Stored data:

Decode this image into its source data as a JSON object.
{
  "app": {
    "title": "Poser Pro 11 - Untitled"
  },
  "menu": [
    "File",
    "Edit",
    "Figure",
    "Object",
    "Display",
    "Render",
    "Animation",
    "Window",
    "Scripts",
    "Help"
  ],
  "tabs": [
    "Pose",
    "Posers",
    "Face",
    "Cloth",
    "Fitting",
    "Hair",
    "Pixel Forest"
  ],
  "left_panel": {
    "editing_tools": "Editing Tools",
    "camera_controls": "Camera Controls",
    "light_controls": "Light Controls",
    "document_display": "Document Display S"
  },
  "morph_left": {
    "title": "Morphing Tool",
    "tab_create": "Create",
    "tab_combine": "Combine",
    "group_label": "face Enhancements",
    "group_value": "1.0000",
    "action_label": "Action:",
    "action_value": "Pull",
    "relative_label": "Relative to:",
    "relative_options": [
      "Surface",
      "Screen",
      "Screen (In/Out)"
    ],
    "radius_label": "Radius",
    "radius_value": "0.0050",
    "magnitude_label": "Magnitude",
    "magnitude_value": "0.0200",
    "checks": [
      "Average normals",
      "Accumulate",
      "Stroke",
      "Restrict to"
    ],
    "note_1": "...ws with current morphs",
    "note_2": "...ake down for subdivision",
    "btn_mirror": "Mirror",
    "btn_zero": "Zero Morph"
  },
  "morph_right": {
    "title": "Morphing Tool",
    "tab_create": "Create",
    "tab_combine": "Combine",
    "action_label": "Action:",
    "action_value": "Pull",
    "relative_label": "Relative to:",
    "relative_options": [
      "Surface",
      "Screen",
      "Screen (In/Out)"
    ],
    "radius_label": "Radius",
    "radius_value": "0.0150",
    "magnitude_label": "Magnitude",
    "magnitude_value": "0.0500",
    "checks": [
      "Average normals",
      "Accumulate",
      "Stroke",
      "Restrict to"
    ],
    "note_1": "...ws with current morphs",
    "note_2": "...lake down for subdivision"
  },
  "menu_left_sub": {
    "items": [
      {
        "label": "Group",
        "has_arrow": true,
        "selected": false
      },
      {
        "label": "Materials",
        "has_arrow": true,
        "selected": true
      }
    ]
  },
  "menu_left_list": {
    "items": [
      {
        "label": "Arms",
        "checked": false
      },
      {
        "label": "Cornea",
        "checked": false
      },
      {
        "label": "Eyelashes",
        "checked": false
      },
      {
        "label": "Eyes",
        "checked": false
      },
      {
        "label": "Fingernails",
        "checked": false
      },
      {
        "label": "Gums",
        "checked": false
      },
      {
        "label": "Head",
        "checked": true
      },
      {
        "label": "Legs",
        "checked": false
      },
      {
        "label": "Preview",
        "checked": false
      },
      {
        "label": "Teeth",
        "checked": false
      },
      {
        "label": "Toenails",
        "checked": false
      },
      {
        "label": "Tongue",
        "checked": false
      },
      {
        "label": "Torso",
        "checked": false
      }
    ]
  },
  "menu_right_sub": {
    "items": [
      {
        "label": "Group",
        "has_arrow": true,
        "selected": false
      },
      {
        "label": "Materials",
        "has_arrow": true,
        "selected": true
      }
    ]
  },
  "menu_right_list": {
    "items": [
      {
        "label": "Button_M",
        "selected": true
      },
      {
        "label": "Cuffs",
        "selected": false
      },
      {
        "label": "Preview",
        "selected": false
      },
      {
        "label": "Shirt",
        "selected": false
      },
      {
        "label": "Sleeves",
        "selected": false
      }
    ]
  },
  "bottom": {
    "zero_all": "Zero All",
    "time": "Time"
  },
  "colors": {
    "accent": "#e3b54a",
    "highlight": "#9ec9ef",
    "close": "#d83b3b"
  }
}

- **STATED EXERCISE**: Transcribe all of the lines in the records precisely.

- **RESPONSE**:
Decode this image into its source data as a JSON object.
{
  "app": {
    "title": "Poser Pro 11 - Untitled"
  },
  "menu": [
    "File",
    "Edit",
    "Figure",
    "Object",
    "Display",
    "Render",
    "Animation",
    "Window",
    "Scripts",
    "Help"
  ],
  "tabs": [
    "Pose",
    "Posers",
    "Face",
    "Cloth",
    "Fitting",
    "Hair",
    "Pixel Forest"
  ],
  "left_panel": {
    "editing_tools": "Editing Tools",
    "camera_controls": "Camera Controls",
    "light_controls": "Light Controls",
    "document_display": "Document Display S"
  },
  "morph_left": {
    "title": "Morphing Tool",
    "tab_create": "Create",
    "tab_combine": "Combine",
    "group_label": "face Enhancements",
    "group_value": "1.0000",
    "action_label": "Action:",
    "action_value": "Pull",
    "relative_label": "Relative to:",
    "relative_options": [
      "Surface",
      "Screen",
      "Screen (In/Out)"
    ],
    "radius_label": "Radius",
    "radius_value": "0.0050",
    "magnitude_label": "Magnitude",
    "magnitude_value": "0.0200",
    "checks": [
      "Average normals",
      "Accumulate",
      "Stroke",
      "Restrict to"
    ],
    "note_1": "...ws with current morphs",
    "note_2": "...ake down for subdivision",
    "btn_mirror": "Mirror",
    "btn_zero": "Zero Morph"
  },
  "morph_right": {
    "title": "Morphing Tool",
    "tab_create": "Create",
    "tab_combine": "Combine",
    "action_label": "Action:",
    "action_value": "Pull",
    "relative_label": "Relative to:",
    "relative_options": [
      "Surface",
      "Screen",
      "Screen (In/Out)"
    ],
    "radius_label": "Radius",
    "radius_value": "0.0150",
    "magnitude_label": "Magnitude",
    "magnitude_value": "0.0500",
    "checks": [
      "Average normals",
      "Accumulate",
      "Stroke",
      "Restrict to"
    ],
    "note_1": "...ws with current morphs",
    "note_2": "...lake down for subdivision"
  },
  "menu_left_sub": {
    "items": [
      {
        "label": "Group",
        "has_arrow": true,
        "selected": false
      },
      {
        "label": "Materials",
        "has_arrow": true,
        "selected": true
      }
    ]
  },
  "menu_left_list": {
    "items": [
      {
        "label": "Arms",
        "checked": false
      },
      {
        "label": "Cornea",
        "checked": false
      },
      {
        "label": "Eyelashes",
        "checked": false
      },
      {
        "label": "Eyes",
        "checked": false
      },
      {
        "label": "Fingernails",
        "checked": false
      },
      {
        "label": "Gums",
        "checked": false
      },
      {
        "label": "Head",
        "checked": true
      },
      {
        "label": "Legs",
        "checked": false
      },
      {
        "label": "Preview",
        "checked": false
      },
      {
        "label": "Teeth",
        "checked": false
      },
      {
        "label": "Toenails",
        "checked": false
      },
      {
        "label": "Tongue",
        "checked": false
      },
      {
        "label": "Torso",
        "checked": false
      }
    ]
  },
  "menu_right_sub": {
    "items": [
      {
        "label": "Group",
        "has_arrow": true,
        "selected": false
      },
      {
        "label": "Materials",
        "has_arrow": true,
        "selected": true
      }
    ]
  },
  "menu_right_list": {
    "items": [
      {
        "label": "Button_M",
        "selected": true
      },
      {
        "label": "Cuffs",
        "selected": false
      },
      {
        "label": "Preview",
        "selected": false
      },
      {
        "label": "Shirt",
        "selected": false
      },
      {
        "label": "Sleeves",
        "selected": false
      }
    ]
  },
  "bottom": {
    "zero_all": "Zero All",
    "time": "Time"
  },
  "colors": {
    "accent": "#e3b54a",
    "highlight": "#9ec9ef",
    "close": "#d83b3b"
  }
}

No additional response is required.